** Job **
Count how many lines below include the string "this", and give that number without anything else.

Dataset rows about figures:
━━━━━━━━━━━━━━━━

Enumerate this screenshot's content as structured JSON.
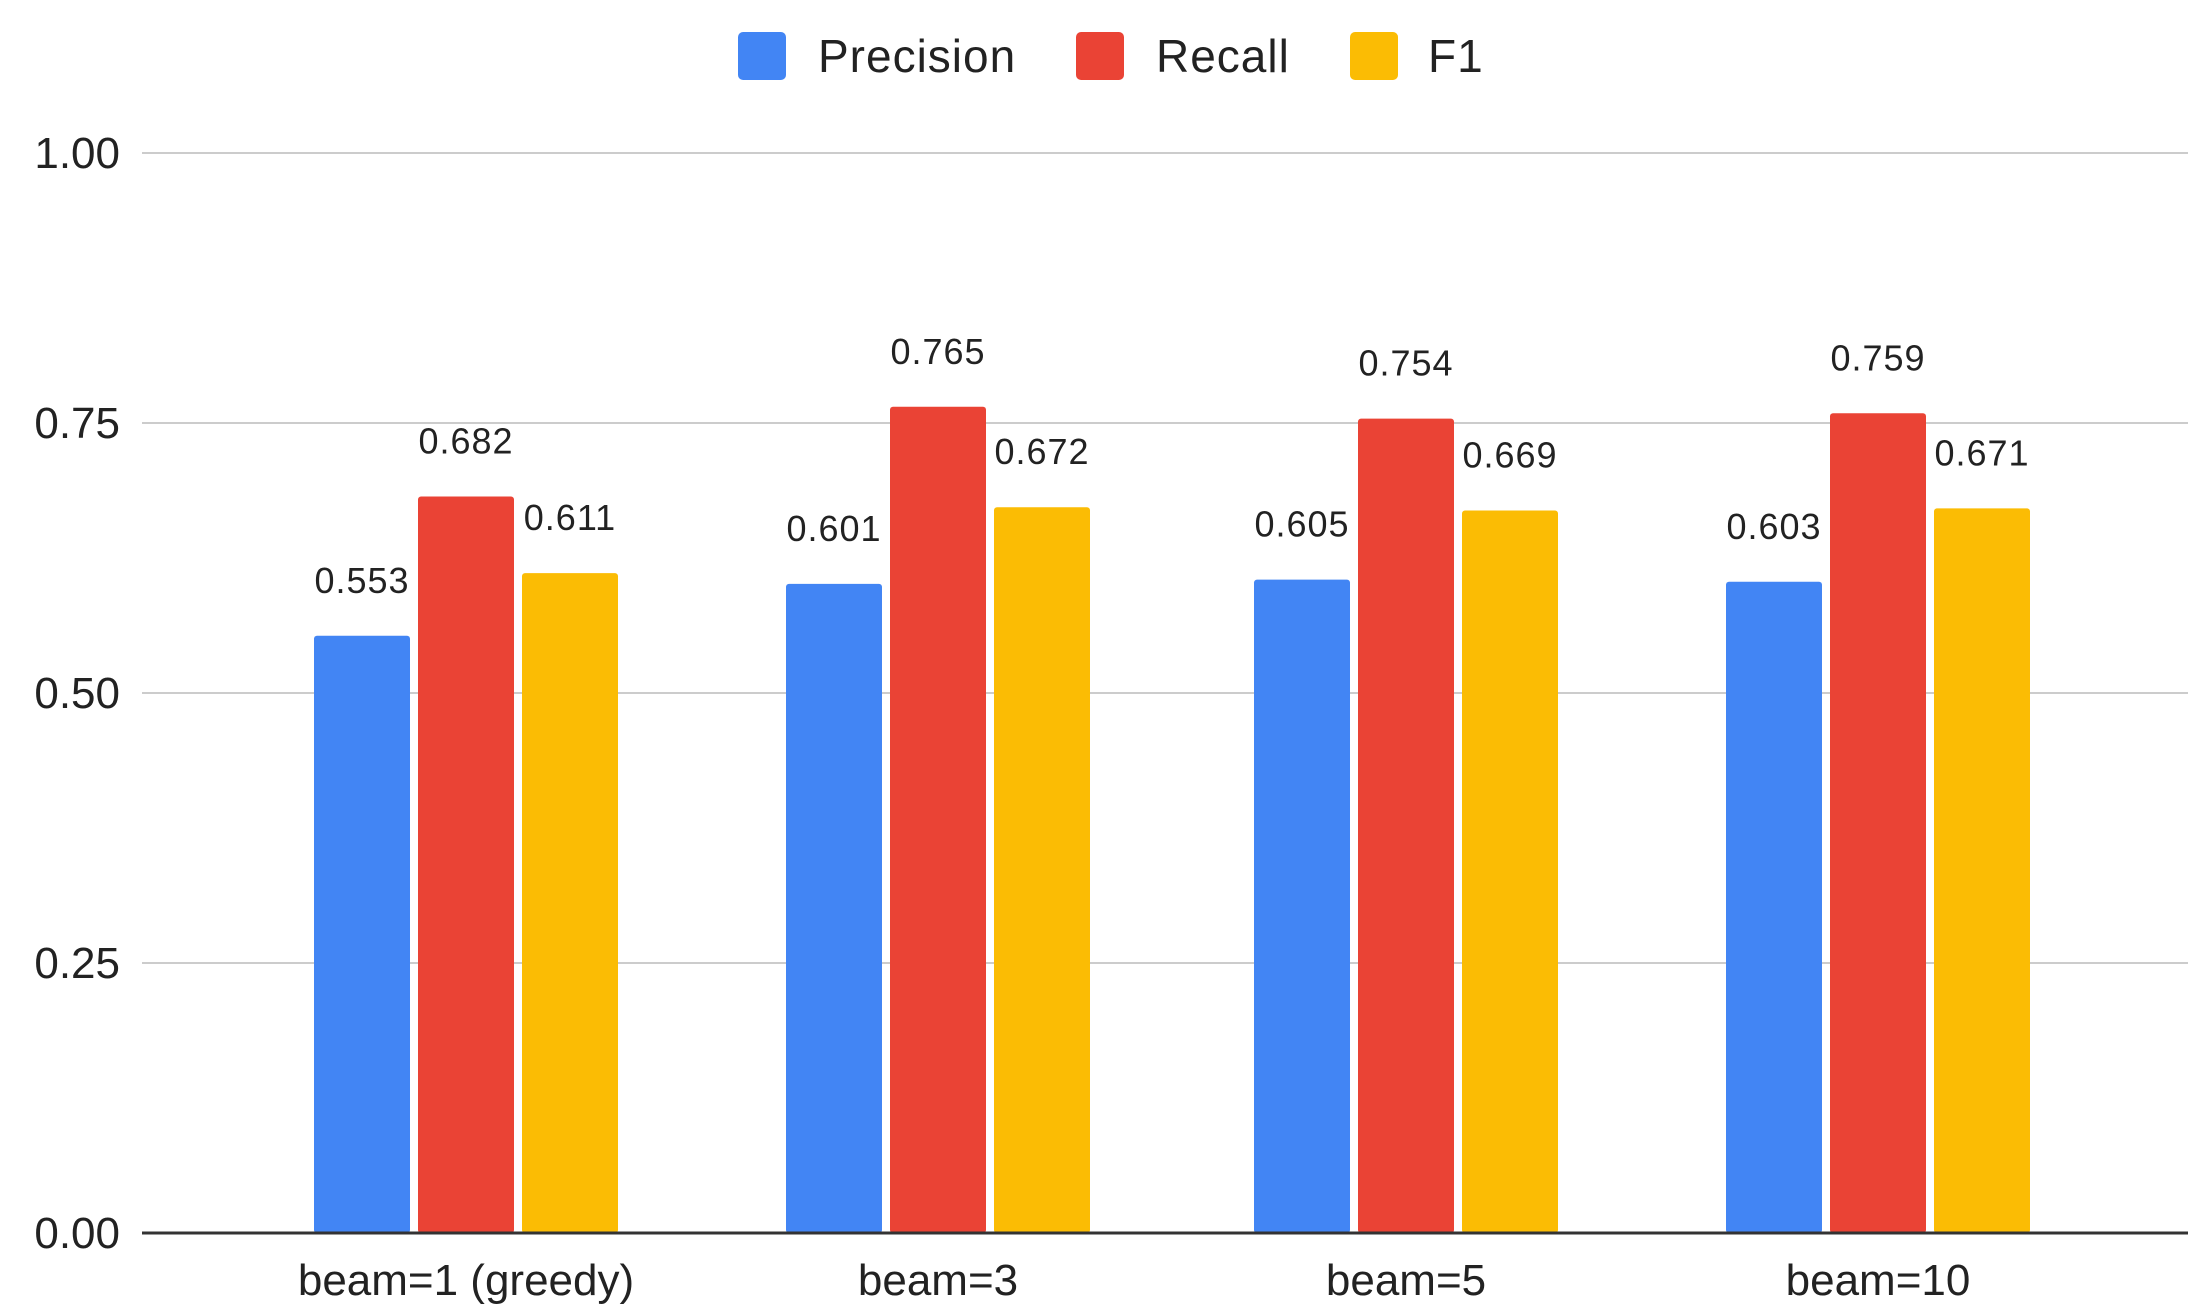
{
  "chart_data": {
    "type": "bar",
    "title": "",
    "xlabel": "",
    "ylabel": "",
    "categories": [
      "beam=1 (greedy)",
      "beam=3",
      "beam=5",
      "beam=10"
    ],
    "series": [
      {
        "name": "Precision",
        "color": "#4285f4",
        "values": [
          0.553,
          0.601,
          0.605,
          0.603
        ],
        "labels": [
          "0.553",
          "0.601",
          "0.605",
          "0.603"
        ]
      },
      {
        "name": "Recall",
        "color": "#ea4335",
        "values": [
          0.682,
          0.765,
          0.754,
          0.759
        ],
        "labels": [
          "0.682",
          "0.765",
          "0.754",
          "0.759"
        ]
      },
      {
        "name": "F1",
        "color": "#fbbc04",
        "values": [
          0.611,
          0.672,
          0.669,
          0.671
        ],
        "labels": [
          "0.611",
          "0.672",
          "0.669",
          "0.671"
        ]
      }
    ],
    "ylim": [
      0,
      1
    ],
    "yticks": [
      0,
      0.25,
      0.5,
      0.75,
      1.0
    ],
    "ytick_labels": [
      "0.00",
      "0.25",
      "0.50",
      "0.75",
      "1.00"
    ],
    "grid": true,
    "legend_position": "top-center"
  }
}
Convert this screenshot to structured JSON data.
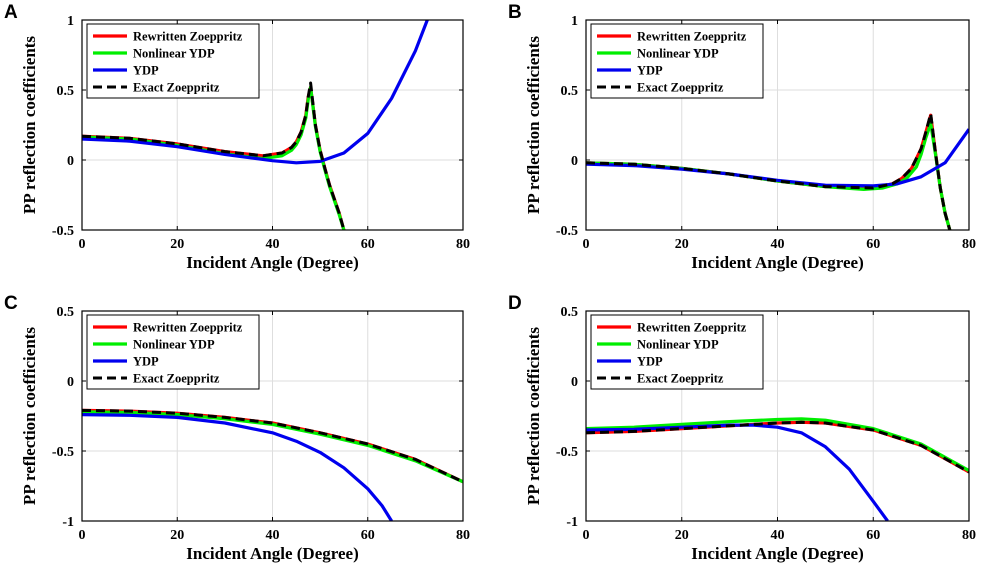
{
  "chart_data": [
    {
      "type": "line",
      "panel": "A",
      "xlabel": "Incident Angle (Degree)",
      "ylabel": "PP reflection coefficients",
      "xlim": [
        0,
        80
      ],
      "ylim": [
        -0.5,
        1
      ],
      "xticks": [
        0,
        20,
        40,
        60,
        80
      ],
      "xtick_labels": [
        "0",
        "20",
        "40",
        "60",
        "80"
      ],
      "yticks": [
        -0.5,
        0,
        0.5,
        1
      ],
      "ytick_labels": [
        "-0.5",
        "0",
        "0.5",
        "1"
      ],
      "grid": true,
      "legend_position": "top-left",
      "series": [
        {
          "name": "Rewritten Zoeppritz",
          "color": "#ff0000",
          "style": "solid",
          "x": [
            0,
            10,
            20,
            30,
            38,
            42,
            44,
            45,
            46,
            47,
            47.5,
            48,
            49,
            50,
            51,
            52,
            53,
            54,
            55
          ],
          "y": [
            0.17,
            0.155,
            0.115,
            0.06,
            0.03,
            0.05,
            0.09,
            0.13,
            0.2,
            0.32,
            0.45,
            0.52,
            0.25,
            0.07,
            -0.06,
            -0.18,
            -0.28,
            -0.38,
            -0.5
          ]
        },
        {
          "name": "Nonlinear YDP",
          "color": "#00ee00",
          "style": "solid",
          "x": [
            0,
            10,
            20,
            30,
            38,
            42,
            44,
            45,
            46,
            47,
            47.5,
            48,
            49,
            50,
            51,
            52,
            53,
            54,
            55
          ],
          "y": [
            0.165,
            0.15,
            0.105,
            0.045,
            0.01,
            0.03,
            0.07,
            0.11,
            0.18,
            0.3,
            0.43,
            0.52,
            0.24,
            0.06,
            -0.07,
            -0.19,
            -0.29,
            -0.39,
            -0.5
          ]
        },
        {
          "name": "YDP",
          "color": "#0000ee",
          "style": "solid",
          "x": [
            0,
            10,
            20,
            30,
            40,
            45,
            50,
            55,
            60,
            65,
            70,
            72.5
          ],
          "y": [
            0.15,
            0.135,
            0.095,
            0.04,
            -0.005,
            -0.02,
            -0.01,
            0.05,
            0.19,
            0.44,
            0.78,
            1.0
          ]
        },
        {
          "name": "Exact Zoeppritz",
          "color": "#000000",
          "style": "dashed",
          "x": [
            0,
            10,
            20,
            30,
            38,
            42,
            44,
            45,
            46,
            47,
            47.5,
            48,
            49,
            50,
            51,
            52,
            53,
            54,
            55
          ],
          "y": [
            0.17,
            0.155,
            0.115,
            0.06,
            0.03,
            0.05,
            0.09,
            0.13,
            0.2,
            0.32,
            0.45,
            0.55,
            0.25,
            0.07,
            -0.06,
            -0.18,
            -0.28,
            -0.38,
            -0.5
          ]
        }
      ]
    },
    {
      "type": "line",
      "panel": "B",
      "xlabel": "Incident Angle (Degree)",
      "ylabel": "PP reflection coefficients",
      "xlim": [
        0,
        80
      ],
      "ylim": [
        -0.5,
        1
      ],
      "xticks": [
        0,
        20,
        40,
        60,
        80
      ],
      "xtick_labels": [
        "0",
        "20",
        "40",
        "60",
        "80"
      ],
      "yticks": [
        -0.5,
        0,
        0.5,
        1
      ],
      "ytick_labels": [
        "-0.5",
        "0",
        "0.5",
        "1"
      ],
      "grid": true,
      "legend_position": "top-left",
      "series": [
        {
          "name": "Rewritten Zoeppritz",
          "color": "#ff0000",
          "style": "solid",
          "x": [
            0,
            10,
            20,
            30,
            40,
            50,
            60,
            64,
            66,
            68,
            70,
            71,
            72,
            73,
            74,
            75,
            76
          ],
          "y": [
            -0.02,
            -0.03,
            -0.06,
            -0.1,
            -0.15,
            -0.19,
            -0.2,
            -0.17,
            -0.13,
            -0.06,
            0.08,
            0.2,
            0.32,
            0.05,
            -0.2,
            -0.38,
            -0.5
          ]
        },
        {
          "name": "Nonlinear YDP",
          "color": "#00ee00",
          "style": "solid",
          "x": [
            0,
            10,
            20,
            30,
            40,
            50,
            58,
            62,
            65,
            67,
            69,
            70,
            71,
            72,
            73,
            74,
            75,
            76
          ],
          "y": [
            -0.02,
            -0.03,
            -0.06,
            -0.1,
            -0.15,
            -0.19,
            -0.21,
            -0.2,
            -0.17,
            -0.13,
            -0.05,
            0.04,
            0.16,
            0.26,
            0.04,
            -0.2,
            -0.38,
            -0.5
          ]
        },
        {
          "name": "YDP",
          "color": "#0000ee",
          "style": "solid",
          "x": [
            0,
            10,
            20,
            30,
            40,
            50,
            60,
            65,
            70,
            75,
            80
          ],
          "y": [
            -0.03,
            -0.04,
            -0.065,
            -0.1,
            -0.145,
            -0.18,
            -0.185,
            -0.17,
            -0.12,
            -0.02,
            0.22
          ]
        },
        {
          "name": "Exact Zoeppritz",
          "color": "#000000",
          "style": "dashed",
          "x": [
            0,
            10,
            20,
            30,
            40,
            50,
            60,
            64,
            66,
            68,
            70,
            71,
            72,
            73,
            74,
            75,
            76
          ],
          "y": [
            -0.02,
            -0.03,
            -0.06,
            -0.1,
            -0.15,
            -0.19,
            -0.2,
            -0.17,
            -0.13,
            -0.06,
            0.08,
            0.2,
            0.33,
            0.05,
            -0.2,
            -0.38,
            -0.5
          ]
        }
      ]
    },
    {
      "type": "line",
      "panel": "C",
      "xlabel": "Incident Angle (Degree)",
      "ylabel": "PP reflection coefficients",
      "xlim": [
        0,
        80
      ],
      "ylim": [
        -1,
        0.5
      ],
      "xticks": [
        0,
        20,
        40,
        60,
        80
      ],
      "xtick_labels": [
        "0",
        "20",
        "40",
        "60",
        "80"
      ],
      "yticks": [
        -1,
        -0.5,
        0,
        0.5
      ],
      "ytick_labels": [
        "-1",
        "-0.5",
        "0",
        "0.5"
      ],
      "grid": true,
      "legend_position": "top-left",
      "series": [
        {
          "name": "Rewritten Zoeppritz",
          "color": "#ff0000",
          "style": "solid",
          "x": [
            0,
            10,
            20,
            30,
            40,
            50,
            60,
            70,
            80
          ],
          "y": [
            -0.21,
            -0.215,
            -0.23,
            -0.26,
            -0.3,
            -0.37,
            -0.45,
            -0.56,
            -0.72
          ]
        },
        {
          "name": "Nonlinear YDP",
          "color": "#00ee00",
          "style": "solid",
          "x": [
            0,
            10,
            20,
            30,
            40,
            50,
            60,
            70,
            80
          ],
          "y": [
            -0.22,
            -0.225,
            -0.24,
            -0.27,
            -0.31,
            -0.38,
            -0.46,
            -0.57,
            -0.72
          ]
        },
        {
          "name": "YDP",
          "color": "#0000ee",
          "style": "solid",
          "x": [
            0,
            10,
            20,
            30,
            40,
            45,
            50,
            55,
            60,
            63,
            65
          ],
          "y": [
            -0.24,
            -0.245,
            -0.26,
            -0.3,
            -0.37,
            -0.43,
            -0.51,
            -0.62,
            -0.77,
            -0.89,
            -1.0
          ]
        },
        {
          "name": "Exact Zoeppritz",
          "color": "#000000",
          "style": "dashed",
          "x": [
            0,
            10,
            20,
            30,
            40,
            50,
            60,
            70,
            80
          ],
          "y": [
            -0.21,
            -0.215,
            -0.23,
            -0.26,
            -0.3,
            -0.37,
            -0.45,
            -0.56,
            -0.72
          ]
        }
      ]
    },
    {
      "type": "line",
      "panel": "D",
      "xlabel": "Incident Angle (Degree)",
      "ylabel": "PP reflection coefficients",
      "xlim": [
        0,
        80
      ],
      "ylim": [
        -1,
        0.5
      ],
      "xticks": [
        0,
        20,
        40,
        60,
        80
      ],
      "xtick_labels": [
        "0",
        "20",
        "40",
        "60",
        "80"
      ],
      "yticks": [
        -1,
        -0.5,
        0,
        0.5
      ],
      "ytick_labels": [
        "-1",
        "-0.5",
        "0",
        "0.5"
      ],
      "grid": true,
      "legend_position": "top-left",
      "series": [
        {
          "name": "Rewritten Zoeppritz",
          "color": "#ff0000",
          "style": "solid",
          "x": [
            0,
            10,
            20,
            30,
            40,
            45,
            50,
            60,
            70,
            80
          ],
          "y": [
            -0.37,
            -0.36,
            -0.34,
            -0.32,
            -0.3,
            -0.295,
            -0.3,
            -0.35,
            -0.46,
            -0.65
          ]
        },
        {
          "name": "Nonlinear YDP",
          "color": "#00ee00",
          "style": "solid",
          "x": [
            0,
            10,
            20,
            30,
            40,
            45,
            50,
            60,
            70,
            80
          ],
          "y": [
            -0.34,
            -0.33,
            -0.31,
            -0.29,
            -0.275,
            -0.27,
            -0.28,
            -0.34,
            -0.45,
            -0.64
          ]
        },
        {
          "name": "YDP",
          "color": "#0000ee",
          "style": "solid",
          "x": [
            0,
            10,
            20,
            30,
            35,
            40,
            45,
            50,
            55,
            60,
            63
          ],
          "y": [
            -0.35,
            -0.345,
            -0.33,
            -0.315,
            -0.315,
            -0.33,
            -0.37,
            -0.47,
            -0.63,
            -0.86,
            -1.0
          ]
        },
        {
          "name": "Exact Zoeppritz",
          "color": "#000000",
          "style": "dashed",
          "x": [
            0,
            10,
            20,
            30,
            40,
            45,
            50,
            60,
            70,
            80
          ],
          "y": [
            -0.37,
            -0.36,
            -0.34,
            -0.32,
            -0.3,
            -0.295,
            -0.3,
            -0.35,
            -0.46,
            -0.65
          ]
        }
      ]
    }
  ]
}
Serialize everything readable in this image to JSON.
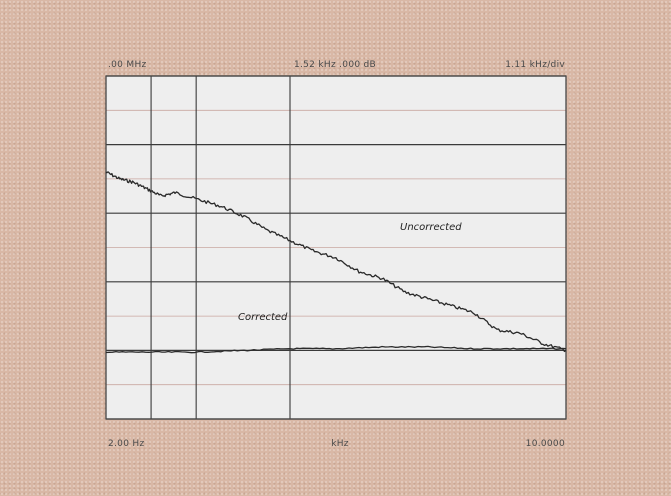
{
  "chart_data": {
    "type": "line",
    "header": {
      "left": ".00 MHz",
      "center": "1.52 kHz  .000 dB",
      "right": "1.11 kHz/div"
    },
    "footer": {
      "left": "2.00 Hz",
      "center": "kHz",
      "right": "10.0000"
    },
    "xlim": [
      0,
      10
    ],
    "ylim": [
      0,
      10
    ],
    "grid": true,
    "series": [
      {
        "name": "Uncorrected",
        "color": "#2a2a2a",
        "x": [
          0,
          0.3,
          0.6,
          0.9,
          1.2,
          1.5,
          2.0,
          2.5,
          3.0,
          3.5,
          4.0,
          4.5,
          5.0,
          5.5,
          6.0,
          6.5,
          7.0,
          7.5,
          8.0,
          8.5,
          9.0,
          9.5,
          10.0
        ],
        "y": [
          7.2,
          7.0,
          6.9,
          6.7,
          6.5,
          6.6,
          6.4,
          6.2,
          5.9,
          5.5,
          5.2,
          4.9,
          4.7,
          4.3,
          4.1,
          3.7,
          3.5,
          3.3,
          3.1,
          2.6,
          2.5,
          2.2,
          2.0
        ]
      },
      {
        "name": "Corrected",
        "color": "#2a2a2a",
        "x": [
          0,
          1,
          2,
          3,
          4,
          5,
          6,
          7,
          8,
          9,
          10
        ],
        "y": [
          1.95,
          1.95,
          1.95,
          2.0,
          2.05,
          2.05,
          2.1,
          2.1,
          2.05,
          2.05,
          2.05
        ]
      }
    ],
    "annotations": [
      {
        "text": "Uncorrected"
      },
      {
        "text": "Corrected"
      }
    ]
  }
}
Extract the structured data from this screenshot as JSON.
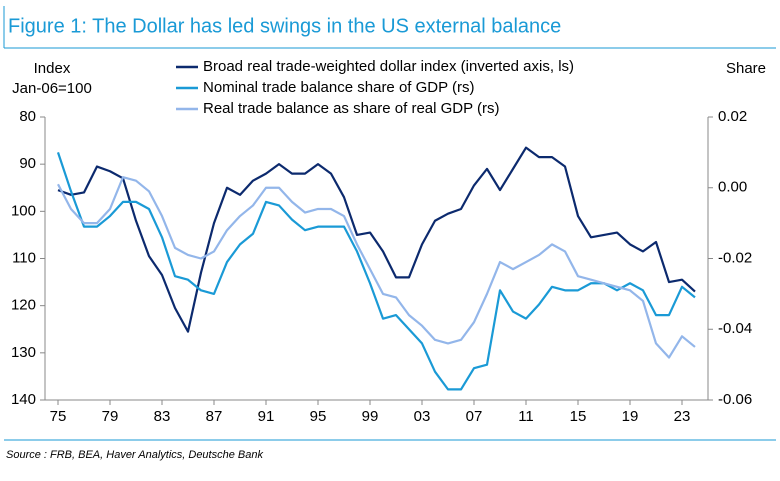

━━━━━━━━━━━━━━━━

** Response **
4